-- 課題 a --
以下の、棒状化粧料繰出容器の実施例を述べた提示文の全文を、一字一句変えずに書き写してください。
== 提示文 ==
【実施例】
【0018】
図面において示すのは、本願発明の実施例である棒状化粧料繰出容器1であり、該棒状化粧料繰出容器1は、キャップ2、該キャップ2を脱着自在に装着可能とする嵌合筒5を内部に固持する軸筒4からなる繰出容器本体3、軸筒4の内部に固持される嵌合筒5を介して保持される芯筒6、嵌合筒5と芯筒6と形成される空間内において、ネジ駒7と噛合する押棒8の先端に一体に形成された複数の爪からなるチャック部8aによって把持される棒状化粧料10を保護筒9内で出没自在に保持し、且つ一体となって軸筒4の中心を貫く軸線の長手方向にスライド自在となる棒状化粧料保持ユニットD、及び該棒状化粧料保持ユニットDを先端及び後端方向から弾性を以て保持するスプリング11、12とから構成されるものである。
===
== 記録 ==
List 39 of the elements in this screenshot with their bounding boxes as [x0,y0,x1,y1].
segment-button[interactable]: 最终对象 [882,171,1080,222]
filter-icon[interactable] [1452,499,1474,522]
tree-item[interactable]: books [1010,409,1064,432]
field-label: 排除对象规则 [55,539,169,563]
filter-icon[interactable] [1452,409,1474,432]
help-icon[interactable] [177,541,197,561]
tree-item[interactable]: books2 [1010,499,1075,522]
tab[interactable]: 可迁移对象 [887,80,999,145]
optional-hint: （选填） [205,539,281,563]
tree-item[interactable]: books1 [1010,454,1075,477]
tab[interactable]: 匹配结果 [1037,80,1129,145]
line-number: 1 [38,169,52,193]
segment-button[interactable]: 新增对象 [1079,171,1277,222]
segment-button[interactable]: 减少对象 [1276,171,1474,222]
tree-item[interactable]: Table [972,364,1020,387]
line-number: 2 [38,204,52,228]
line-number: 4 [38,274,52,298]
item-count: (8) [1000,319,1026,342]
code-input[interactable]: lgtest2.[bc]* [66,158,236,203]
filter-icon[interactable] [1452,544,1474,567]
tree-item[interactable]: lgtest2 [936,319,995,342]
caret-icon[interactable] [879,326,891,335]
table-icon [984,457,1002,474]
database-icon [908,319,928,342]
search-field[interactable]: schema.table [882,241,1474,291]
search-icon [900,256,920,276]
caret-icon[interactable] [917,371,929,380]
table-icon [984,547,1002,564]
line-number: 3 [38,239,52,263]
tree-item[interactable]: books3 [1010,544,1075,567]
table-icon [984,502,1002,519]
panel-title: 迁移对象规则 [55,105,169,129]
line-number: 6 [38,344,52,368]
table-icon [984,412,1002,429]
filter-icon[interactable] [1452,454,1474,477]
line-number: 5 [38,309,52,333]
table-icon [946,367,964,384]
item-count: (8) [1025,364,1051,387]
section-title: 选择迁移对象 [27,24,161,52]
===
-- 課題 b --
上の記録を、先頭の行から「tree-item[interactable]: books3 [1010,544,1075,567]」を含む行まで（その行も含む）、そのまま再掲してください。

-- 解答 a --
【実施例】
【0018】
図面において示すのは、本願発明の実施例である棒状化粧料繰出容器1であり、該棒状化粧料繰出容器1は、キャップ2、該キャップ2を脱着自在に装着可能とする嵌合筒5を内部に固持する軸筒4からなる繰出容器本体3、軸筒4の内部に固持される嵌合筒5を介して保持される芯筒6、嵌合筒5と芯筒6と形成される空間内において、ネジ駒7と噛合する押棒8の先端に一体に形成された複数の爪からなるチャック部8aによって把持される棒状化粧料10を保護筒9内で出没自在に保持し、且つ一体となって軸筒4の中心を貫く軸線の長手方向にスライド自在となる棒状化粧料保持ユニットD、及び該棒状化粧料保持ユニットDを先端及び後端方向から弾性を以て保持するスプリング11、12とから構成されるものである。

-- 解答 b --
List 39 of the elements in this screenshot with their bounding boxes as [x0,y0,x1,y1].
segment-button[interactable]: 最终对象 [882,171,1080,222]
filter-icon[interactable] [1452,499,1474,522]
tree-item[interactable]: books [1010,409,1064,432]
field-label: 排除对象规则 [55,539,169,563]
filter-icon[interactable] [1452,409,1474,432]
help-icon[interactable] [177,541,197,561]
tree-item[interactable]: books2 [1010,499,1075,522]
tab[interactable]: 可迁移对象 [887,80,999,145]
optional-hint: （选填） [205,539,281,563]
tree-item[interactable]: books1 [1010,454,1075,477]
tab[interactable]: 匹配结果 [1037,80,1129,145]
line-number: 1 [38,169,52,193]
segment-button[interactable]: 新增对象 [1079,171,1277,222]
segment-button[interactable]: 减少对象 [1276,171,1474,222]
tree-item[interactable]: Table [972,364,1020,387]
line-number: 2 [38,204,52,228]
line-number: 4 [38,274,52,298]
item-count: (8) [1000,319,1026,342]
code-input[interactable]: lgtest2.[bc]* [66,158,236,203]
filter-icon[interactable] [1452,544,1474,567]
tree-item[interactable]: lgtest2 [936,319,995,342]
caret-icon[interactable] [879,326,891,335]
table-icon [984,457,1002,474]
database-icon [908,319,928,342]
search-field[interactable]: schema.table [882,241,1474,291]
search-icon [900,256,920,276]
caret-icon[interactable] [917,371,929,380]
table-icon [984,547,1002,564]
line-number: 3 [38,239,52,263]
tree-item[interactable]: books3 [1010,544,1075,567]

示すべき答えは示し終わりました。